● **EXERCISE PROMPT**
Extend the passage on Italy's economy and reform process by continuing it from its last sentence.

** start of PROVIDED TEXT **

Capital inflows strengthened. Foreign investment in Italian portfolio securities, including public sector issues, is evidence of investor confidence in our country. The Bank of Italy’s negative balance in the TARGET2 settlement system has therefore continued to improve, despite some fluctuations due to the Treasury’s issuance policy and the banks’ use of ECB financing.
 In a difficult macroeconomic environment, fiscal policy was largely neutral. Within the constraints imposed by European budgetary rules, the Government adopted measures to restructure the public finances to support the economy. In particular, the tax wedge was reduced for payroll workers with average to low earnings. Despite the persistence of the recession, Italy’s general government deficit remained stable at 3 per cent of GDP. The debt-to-GDP ratio rose, reflecting the stagnation of nominal output; about one third of the increase was attributable to the payment of overdue general government commercial debts and financial support to other euro-area countries.
The Government’s Economic and Financial Document indicates that in the current year Italy’s fiscal policy stance will remain basically neutral: reduced interest rate costs will nevertheless lead to a slight improvement in the structural balance
 The reform process continued in 2014: various amendments were made to corporate law to encourage firms to seek funding on the financial markets; changes were made to the civil justice system to reduce litigation and speed up proceedings; and the mandate of Italy’s national anti-corruption authority was strengthened to make its action more effective. Lastly, in February 2015 the presentation to Parliament of the annual bill on competition brought the regulation of product markets, already the subject of substantial interventions in the previous three years, once again under the spotlight.
The reform process has already produced results: the number of court cases pending has diminished and there is increased openness to competition. Still, the effects of the reforms on economic activity have been blunted by the continued delays in implementation of many laws, the weak cyclical situation and by low inflation. Bankruptcy law remains critically important as regards both the winding up of insolvent firms and for restructuring viable companies when possible.
Business activity in Italy is conditioned by the weak regulatory framework and the institutional context. The reallocation of resources, vital for exiting the prolonged recession, is being impeded by an ineffective public administration, the slow civil justice system, and the perception of widespread corruption, as well as by the over-regulation of some markets and dysfunctions in insolvency procedures for firms.

** end of PROVIDED TEXT **
** start of SOURCE MATERIAL **

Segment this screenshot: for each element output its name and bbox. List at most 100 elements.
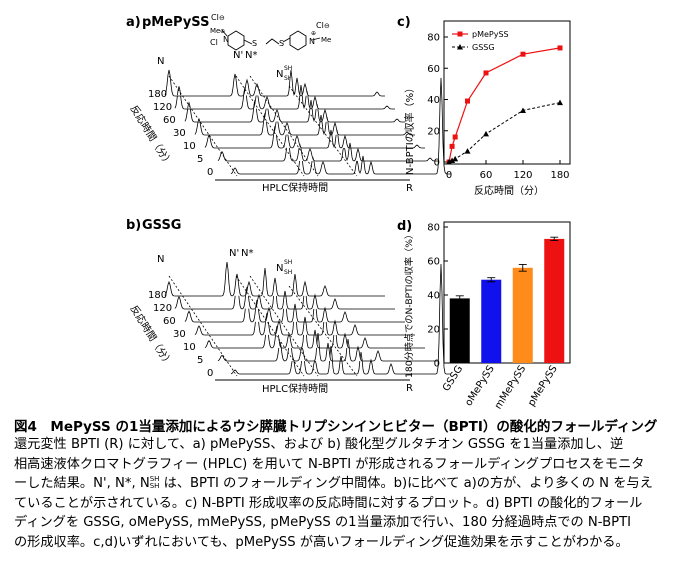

** end of SOURCE MATERIAL **

● **ANSWER FOR THE TASK**
 In 2014 and the early months of 2015, the funding activity of banks and institutional investors was affected by the abundant market liquidity and low interest rates. The very low cost of both wholesale and retail funding allowed the banks, whose resources diminished overall, to reduce significantly their recourse to Eurosystem refinancing. Institutional investors instead raised €110 billion’s worth of funds, the highest amount in the last 15 years, taking advantage of savers’ preference for financial assets yielding higher returns.
Risks connected with a scenario of prolonged low interest rates remain modest for Italian banks and institutional investors, thanks to the good matching of duration and yields between financial assets and liabilities.
The lack of economic recovery has continued to penalize banks. Lending declined and credit quality worsened, though less than in 2013. However, some signs of improvement have appeared, faint as yet in the case of credit quality but clearer as regards the trend in lending. The progressive easing of credit supply conditions, as reported by the opinion surveys, continued in the first few months of 2015. A gradual recovery of lending is indicated by an increase in new loans for households and, since the start of 2015, for businesses as well.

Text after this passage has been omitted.